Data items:

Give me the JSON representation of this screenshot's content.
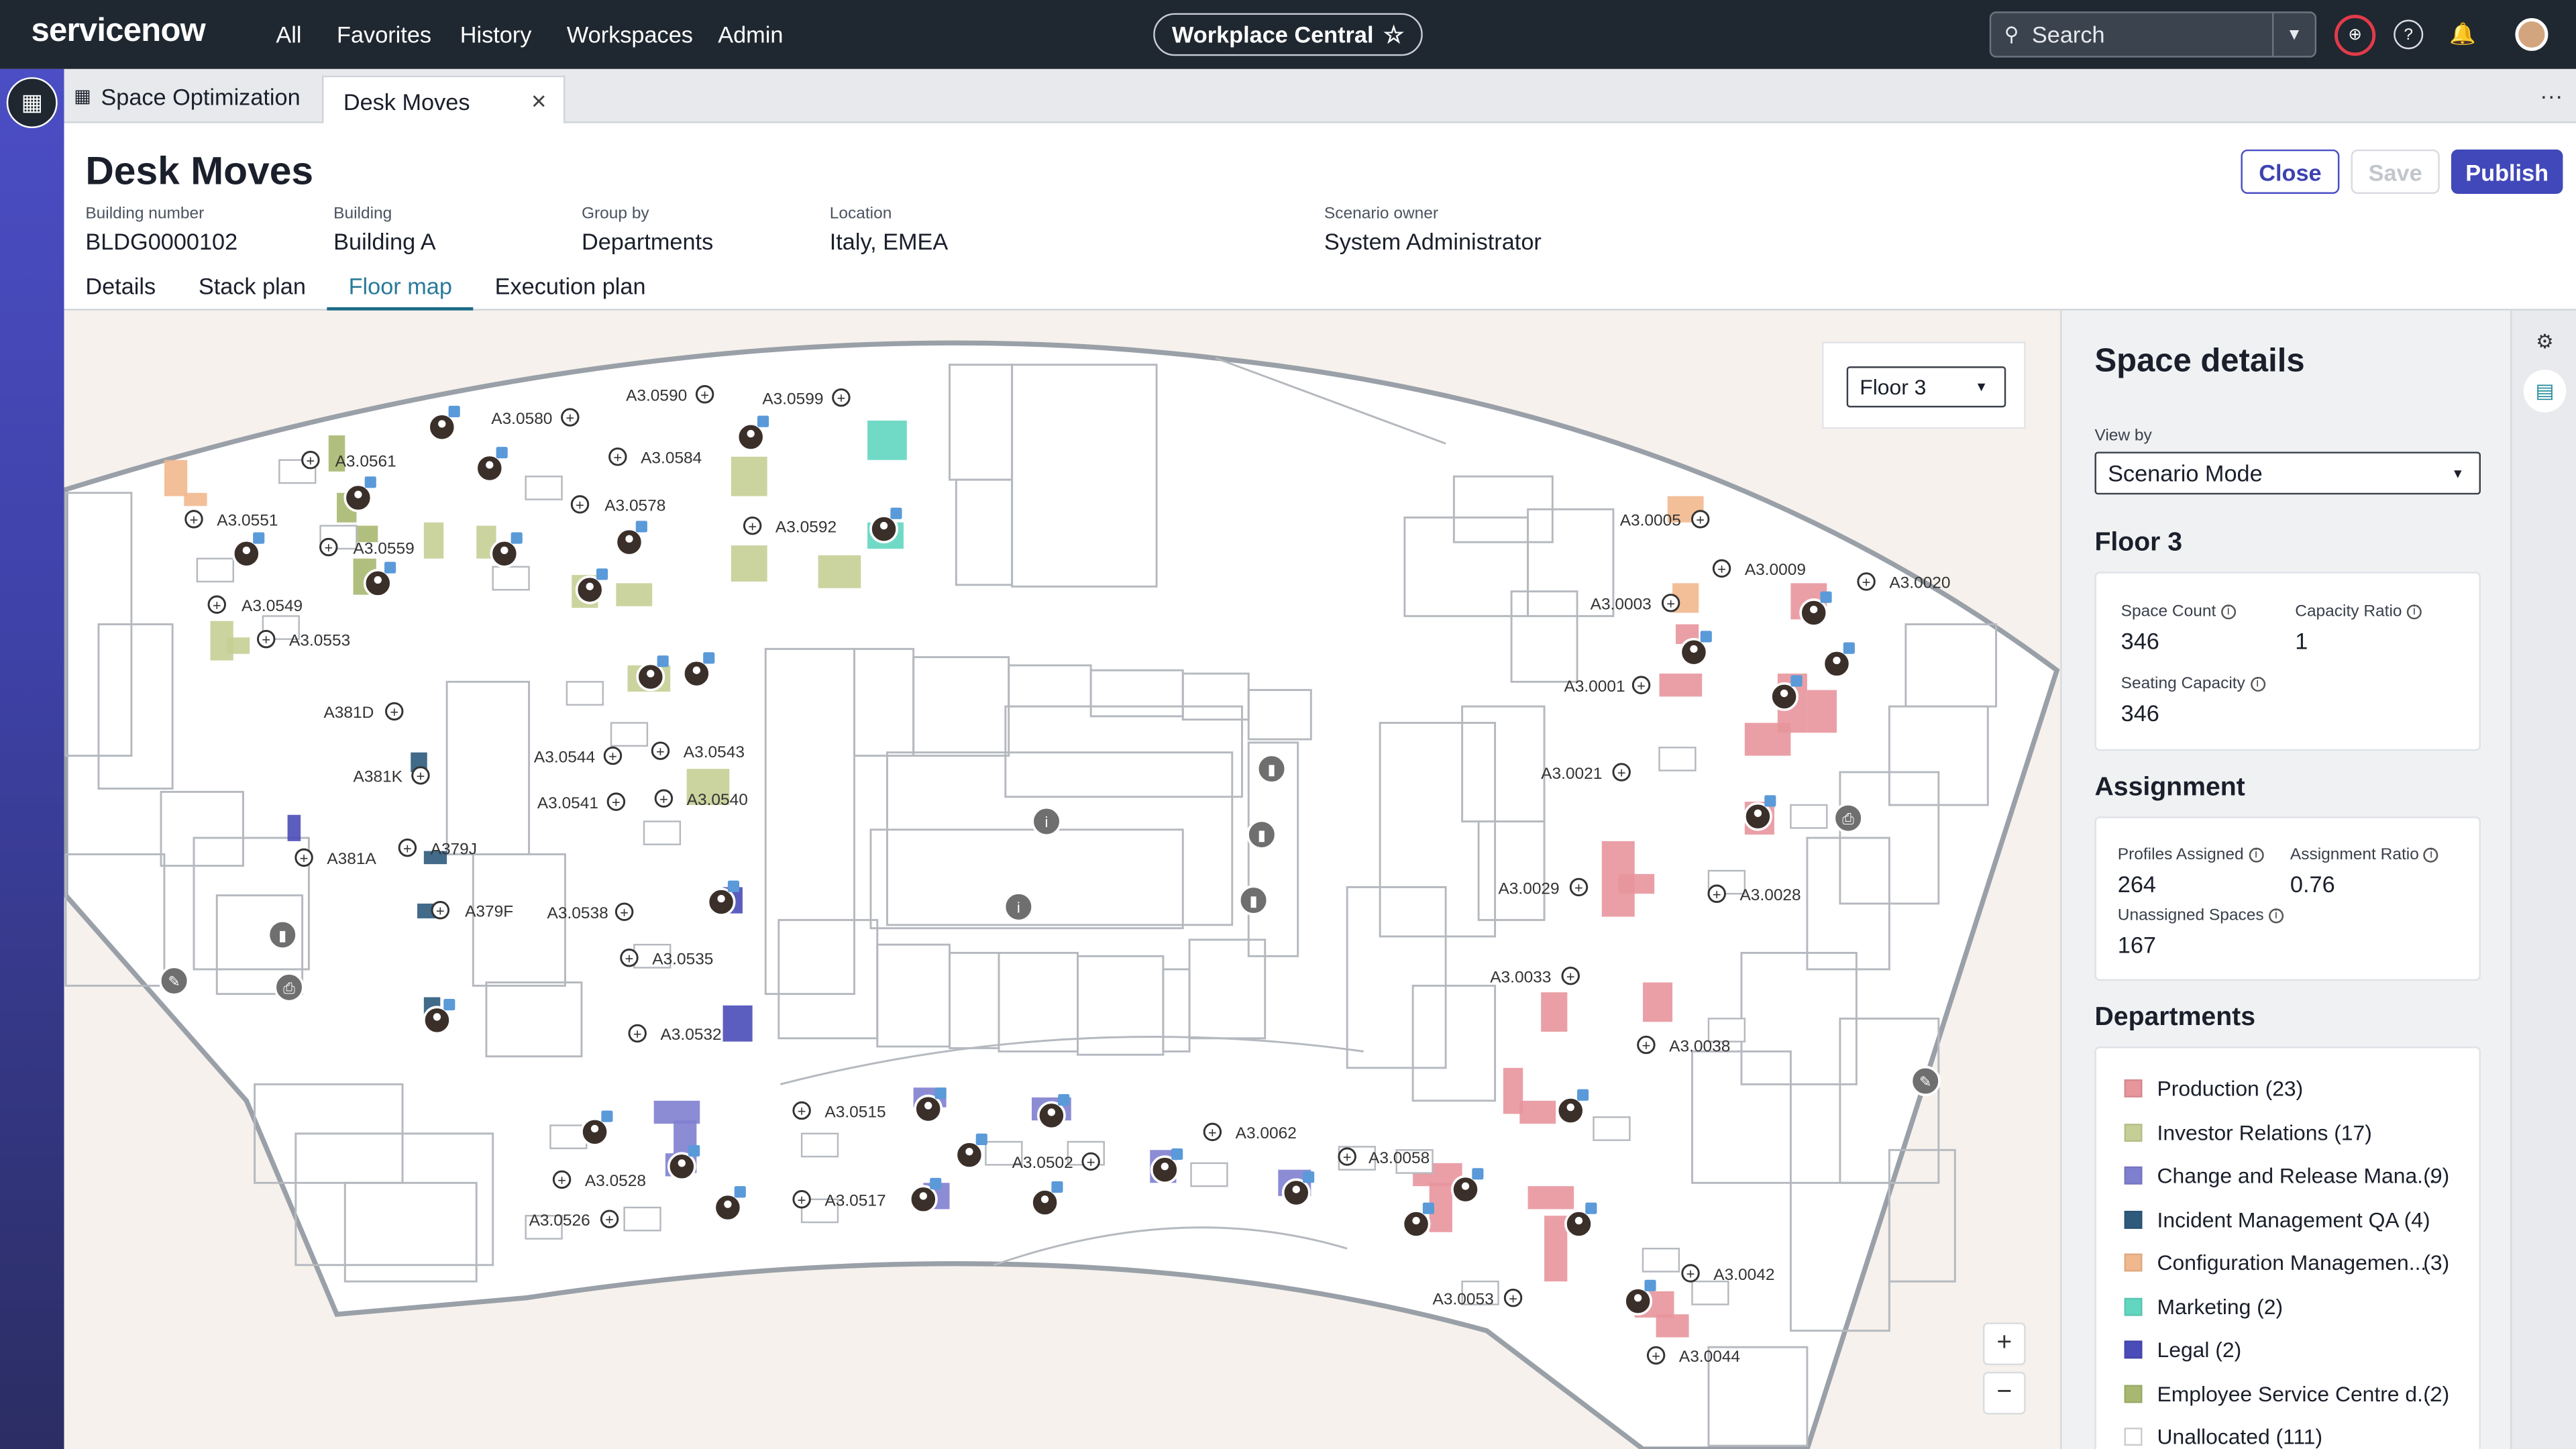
{
  "topbar": {
    "logo": "servicenow",
    "nav": [
      "All",
      "Favorites",
      "History",
      "Workspaces",
      "Admin"
    ],
    "workspace_title": "Workplace Central",
    "search_placeholder": "Search"
  },
  "tabs": {
    "app_tab": "Space Optimization",
    "record_tab": "Desk Moves"
  },
  "record": {
    "title": "Desk Moves",
    "fields": [
      {
        "label": "Building number",
        "value": "BLDG0000102"
      },
      {
        "label": "Building",
        "value": "Building A"
      },
      {
        "label": "Group by",
        "value": "Departments"
      },
      {
        "label": "Location",
        "value": "Italy, EMEA"
      },
      {
        "label": "Scenario owner",
        "value": "System Administrator"
      }
    ],
    "buttons": {
      "close": "Close",
      "save": "Save",
      "publish": "Publish"
    },
    "subtabs": [
      "Details",
      "Stack plan",
      "Floor map",
      "Execution plan"
    ],
    "active_subtab": "Floor map"
  },
  "map": {
    "floor": "Floor 3",
    "zoom_in": "+",
    "zoom_out": "−",
    "space_labels": [
      "A3.0590",
      "A3.0599",
      "A3.0580",
      "A3.0584",
      "A3.0561",
      "A3.0551",
      "A3.0578",
      "A3.0559",
      "A3.0592",
      "A3.0549",
      "A3.0553",
      "A381D",
      "A381K",
      "A3.0544",
      "A3.0543",
      "A3.0541",
      "A3.0540",
      "A379J",
      "A381A",
      "A379F",
      "A3.0538",
      "A3.0535",
      "A3.0532",
      "A3.0515",
      "A3.0528",
      "A3.0526",
      "A3.0517",
      "A3.0502",
      "A3.0062",
      "A3.0058",
      "A3.0053",
      "A3.0005",
      "A3.0009",
      "A3.0020",
      "A3.0003",
      "A3.0001",
      "A3.0021",
      "A3.0029",
      "A3.0028",
      "A3.0033",
      "A3.0038",
      "A3.0042",
      "A3.0044"
    ]
  },
  "space_details": {
    "title": "Space details",
    "view_by_label": "View by",
    "view_by_value": "Scenario Mode",
    "floor_heading": "Floor 3",
    "floor_stats": [
      {
        "label": "Space Count",
        "value": "346"
      },
      {
        "label": "Capacity Ratio",
        "value": "1"
      },
      {
        "label": "Seating Capacity",
        "value": "346"
      }
    ],
    "assignment_heading": "Assignment",
    "assignment_stats": [
      {
        "label": "Profiles Assigned",
        "value": "264"
      },
      {
        "label": "Assignment Ratio",
        "value": "0.76"
      },
      {
        "label": "Unassigned Spaces",
        "value": "167"
      }
    ],
    "departments_heading": "Departments",
    "departments": [
      {
        "name": "Production (23)",
        "count": "",
        "color": "#e8959c"
      },
      {
        "name": "Investor Relations (17)",
        "count": "",
        "color": "#c5cf95"
      },
      {
        "name": "Change and Release Mana...",
        "count": "(9)",
        "color": "#7f7fd0"
      },
      {
        "name": "Incident Management QA (4)",
        "count": "",
        "color": "#2e5a7c"
      },
      {
        "name": "Configuration Managemen...",
        "count": "(3)",
        "color": "#f1b88e"
      },
      {
        "name": "Marketing (2)",
        "count": "",
        "color": "#62d6c0"
      },
      {
        "name": "Legal (2)",
        "count": "",
        "color": "#4a4cb8"
      },
      {
        "name": "Employee Service Centre d...",
        "count": "(2)",
        "color": "#a8b870"
      },
      {
        "name": "Unallocated (111)",
        "count": "",
        "color": "#ffffff"
      }
    ]
  },
  "colors": {
    "topbar": "#1f2730",
    "accent": "#4148b9",
    "active_tab": "#1d6b86"
  }
}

> **Brief**:
Quote every record above exactly, leaving out any pictures.

> **Response to the exercise**:
Give me the JSON representation of this screenshot's content.
{
  "topbar": {
    "logo": "servicenow",
    "nav": [
      "All",
      "Favorites",
      "History",
      "Workspaces",
      "Admin"
    ],
    "workspace_title": "Workplace Central",
    "search_placeholder": "Search"
  },
  "tabs": {
    "app_tab": "Space Optimization",
    "record_tab": "Desk Moves"
  },
  "record": {
    "title": "Desk Moves",
    "fields": [
      {
        "label": "Building number",
        "value": "BLDG0000102"
      },
      {
        "label": "Building",
        "value": "Building A"
      },
      {
        "label": "Group by",
        "value": "Departments"
      },
      {
        "label": "Location",
        "value": "Italy, EMEA"
      },
      {
        "label": "Scenario owner",
        "value": "System Administrator"
      }
    ],
    "buttons": {
      "close": "Close",
      "save": "Save",
      "publish": "Publish"
    },
    "subtabs": [
      "Details",
      "Stack plan",
      "Floor map",
      "Execution plan"
    ],
    "active_subtab": "Floor map"
  },
  "map": {
    "floor": "Floor 3",
    "zoom_in": "+",
    "zoom_out": "−",
    "space_labels": [
      "A3.0590",
      "A3.0599",
      "A3.0580",
      "A3.0584",
      "A3.0561",
      "A3.0551",
      "A3.0578",
      "A3.0559",
      "A3.0592",
      "A3.0549",
      "A3.0553",
      "A381D",
      "A381K",
      "A3.0544",
      "A3.0543",
      "A3.0541",
      "A3.0540",
      "A379J",
      "A381A",
      "A379F",
      "A3.0538",
      "A3.0535",
      "A3.0532",
      "A3.0515",
      "A3.0528",
      "A3.0526",
      "A3.0517",
      "A3.0502",
      "A3.0062",
      "A3.0058",
      "A3.0053",
      "A3.0005",
      "A3.0009",
      "A3.0020",
      "A3.0003",
      "A3.0001",
      "A3.0021",
      "A3.0029",
      "A3.0028",
      "A3.0033",
      "A3.0038",
      "A3.0042",
      "A3.0044"
    ]
  },
  "space_details": {
    "title": "Space details",
    "view_by_label": "View by",
    "view_by_value": "Scenario Mode",
    "floor_heading": "Floor 3",
    "floor_stats": [
      {
        "label": "Space Count",
        "value": "346"
      },
      {
        "label": "Capacity Ratio",
        "value": "1"
      },
      {
        "label": "Seating Capacity",
        "value": "346"
      }
    ],
    "assignment_heading": "Assignment",
    "assignment_stats": [
      {
        "label": "Profiles Assigned",
        "value": "264"
      },
      {
        "label": "Assignment Ratio",
        "value": "0.76"
      },
      {
        "label": "Unassigned Spaces",
        "value": "167"
      }
    ],
    "departments_heading": "Departments",
    "departments": [
      {
        "name": "Production (23)",
        "count": "",
        "color": "#e8959c"
      },
      {
        "name": "Investor Relations (17)",
        "count": "",
        "color": "#c5cf95"
      },
      {
        "name": "Change and Release Mana...",
        "count": "(9)",
        "color": "#7f7fd0"
      },
      {
        "name": "Incident Management QA (4)",
        "count": "",
        "color": "#2e5a7c"
      },
      {
        "name": "Configuration Managemen...",
        "count": "(3)",
        "color": "#f1b88e"
      },
      {
        "name": "Marketing (2)",
        "count": "",
        "color": "#62d6c0"
      },
      {
        "name": "Legal (2)",
        "count": "",
        "color": "#4a4cb8"
      },
      {
        "name": "Employee Service Centre d...",
        "count": "(2)",
        "color": "#a8b870"
      },
      {
        "name": "Unallocated (111)",
        "count": "",
        "color": "#ffffff"
      }
    ]
  },
  "colors": {
    "topbar": "#1f2730",
    "accent": "#4148b9",
    "active_tab": "#1d6b86"
  }
}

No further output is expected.